Throughout the listing that follows, find each line with the word "Assisted" and copy it.

□ □ □ □ □ □ □

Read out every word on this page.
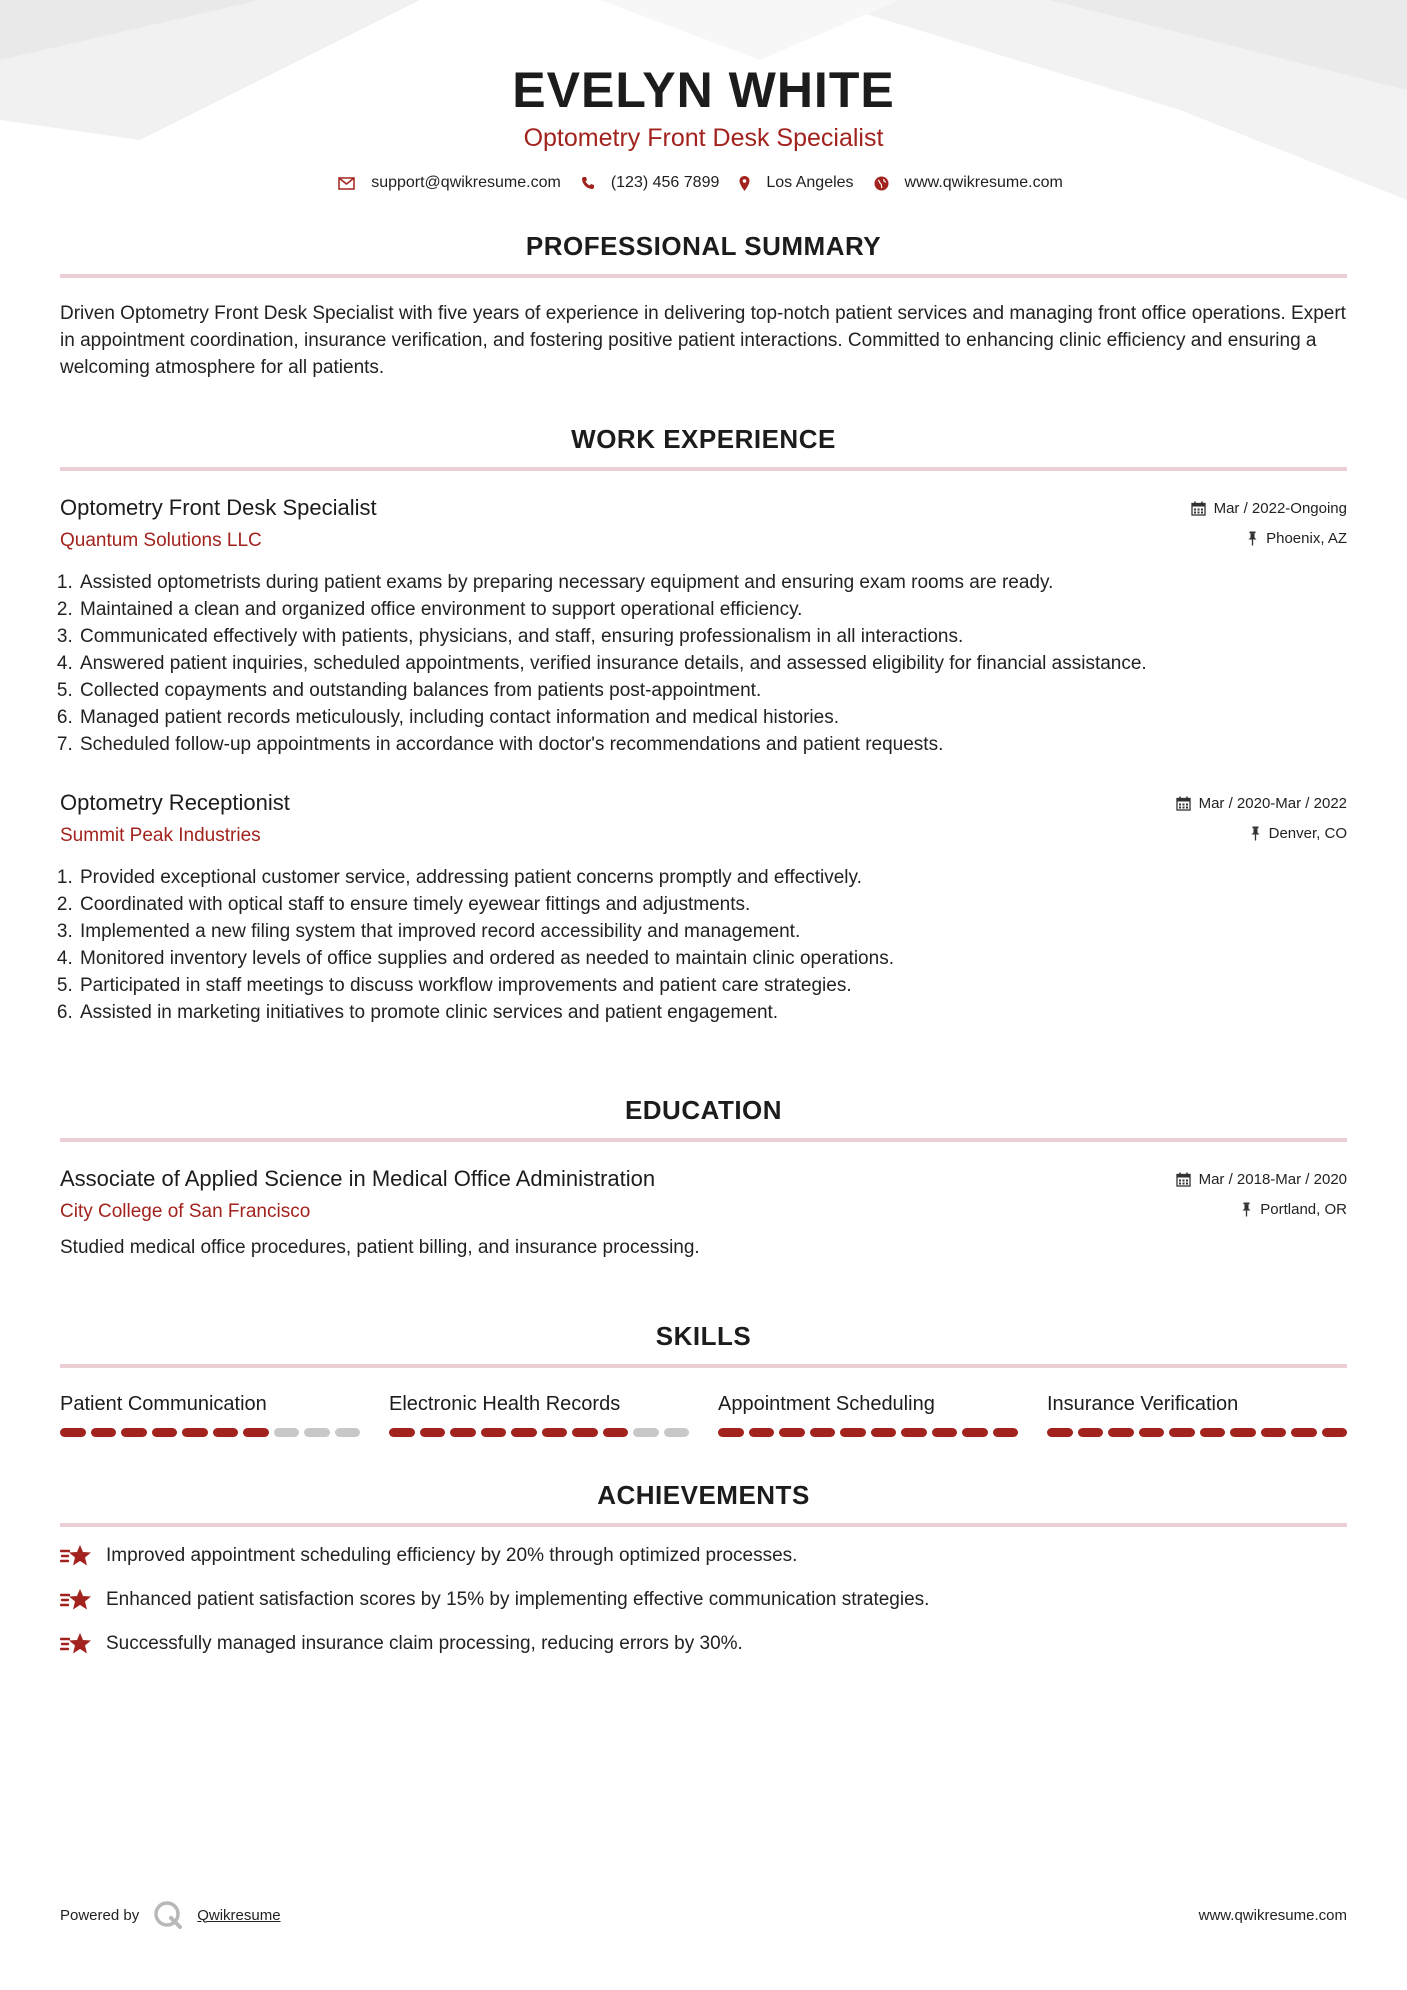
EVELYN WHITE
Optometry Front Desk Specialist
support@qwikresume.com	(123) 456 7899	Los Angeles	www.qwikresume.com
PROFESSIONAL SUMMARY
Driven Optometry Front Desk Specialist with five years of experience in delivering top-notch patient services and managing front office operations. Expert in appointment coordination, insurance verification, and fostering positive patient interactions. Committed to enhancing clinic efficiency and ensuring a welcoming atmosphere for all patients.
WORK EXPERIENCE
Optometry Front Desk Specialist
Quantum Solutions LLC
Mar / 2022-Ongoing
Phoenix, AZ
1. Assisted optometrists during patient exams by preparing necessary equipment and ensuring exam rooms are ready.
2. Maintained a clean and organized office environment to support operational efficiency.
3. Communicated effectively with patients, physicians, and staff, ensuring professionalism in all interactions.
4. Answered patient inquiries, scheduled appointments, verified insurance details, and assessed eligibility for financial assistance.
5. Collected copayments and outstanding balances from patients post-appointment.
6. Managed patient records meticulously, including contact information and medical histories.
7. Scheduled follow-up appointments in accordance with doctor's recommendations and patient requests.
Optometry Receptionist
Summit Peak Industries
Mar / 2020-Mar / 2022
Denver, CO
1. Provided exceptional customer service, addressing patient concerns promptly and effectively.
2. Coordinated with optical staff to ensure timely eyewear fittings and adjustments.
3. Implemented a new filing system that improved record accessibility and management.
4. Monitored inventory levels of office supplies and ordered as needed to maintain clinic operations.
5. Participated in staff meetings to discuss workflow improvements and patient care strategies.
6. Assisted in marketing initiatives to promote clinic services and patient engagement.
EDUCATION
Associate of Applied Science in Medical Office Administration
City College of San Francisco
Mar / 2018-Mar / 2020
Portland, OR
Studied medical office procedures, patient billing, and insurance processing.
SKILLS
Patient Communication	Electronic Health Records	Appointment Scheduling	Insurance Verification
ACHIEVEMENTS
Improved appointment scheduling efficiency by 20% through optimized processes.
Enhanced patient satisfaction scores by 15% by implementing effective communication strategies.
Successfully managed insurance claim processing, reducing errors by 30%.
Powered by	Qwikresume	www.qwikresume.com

□ □ □ □ □ □ □

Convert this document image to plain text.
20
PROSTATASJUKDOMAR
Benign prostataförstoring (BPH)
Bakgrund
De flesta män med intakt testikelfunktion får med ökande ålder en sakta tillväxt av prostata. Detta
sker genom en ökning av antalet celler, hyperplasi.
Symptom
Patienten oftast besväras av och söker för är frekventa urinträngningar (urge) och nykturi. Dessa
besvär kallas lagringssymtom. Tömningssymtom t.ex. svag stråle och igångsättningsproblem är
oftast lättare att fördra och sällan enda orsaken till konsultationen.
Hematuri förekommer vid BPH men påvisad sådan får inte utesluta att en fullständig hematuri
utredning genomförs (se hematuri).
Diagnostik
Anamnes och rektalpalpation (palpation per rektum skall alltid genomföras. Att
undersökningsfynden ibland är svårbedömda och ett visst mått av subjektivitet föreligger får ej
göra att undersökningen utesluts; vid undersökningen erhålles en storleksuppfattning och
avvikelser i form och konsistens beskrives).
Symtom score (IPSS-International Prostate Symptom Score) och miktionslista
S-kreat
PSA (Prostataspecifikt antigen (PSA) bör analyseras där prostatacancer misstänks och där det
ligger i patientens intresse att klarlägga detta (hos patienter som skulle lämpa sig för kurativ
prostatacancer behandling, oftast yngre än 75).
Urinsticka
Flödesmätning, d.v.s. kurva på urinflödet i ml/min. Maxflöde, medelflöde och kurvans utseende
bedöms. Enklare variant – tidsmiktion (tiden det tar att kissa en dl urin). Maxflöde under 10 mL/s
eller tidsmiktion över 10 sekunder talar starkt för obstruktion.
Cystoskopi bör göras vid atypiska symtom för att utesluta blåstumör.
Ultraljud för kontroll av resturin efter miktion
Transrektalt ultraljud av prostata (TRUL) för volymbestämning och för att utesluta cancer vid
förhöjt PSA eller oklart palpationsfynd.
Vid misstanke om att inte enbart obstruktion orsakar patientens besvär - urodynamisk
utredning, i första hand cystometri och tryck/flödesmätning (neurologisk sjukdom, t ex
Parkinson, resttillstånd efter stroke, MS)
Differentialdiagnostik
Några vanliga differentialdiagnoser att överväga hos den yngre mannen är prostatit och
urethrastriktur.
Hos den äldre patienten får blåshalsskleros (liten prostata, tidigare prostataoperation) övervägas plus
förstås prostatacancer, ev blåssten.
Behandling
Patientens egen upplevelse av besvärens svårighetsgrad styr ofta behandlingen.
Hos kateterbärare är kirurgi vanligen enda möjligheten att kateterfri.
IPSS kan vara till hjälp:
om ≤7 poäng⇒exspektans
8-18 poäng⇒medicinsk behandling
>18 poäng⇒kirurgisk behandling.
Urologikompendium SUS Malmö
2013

□ □ □ □ □ □ □

**Answer section**
1. Assisted optometrists during patient exams by preparing necessary equipment and ensuring exam rooms are ready.
6. Assisted in marketing initiatives to promote clinic services and patient engagement.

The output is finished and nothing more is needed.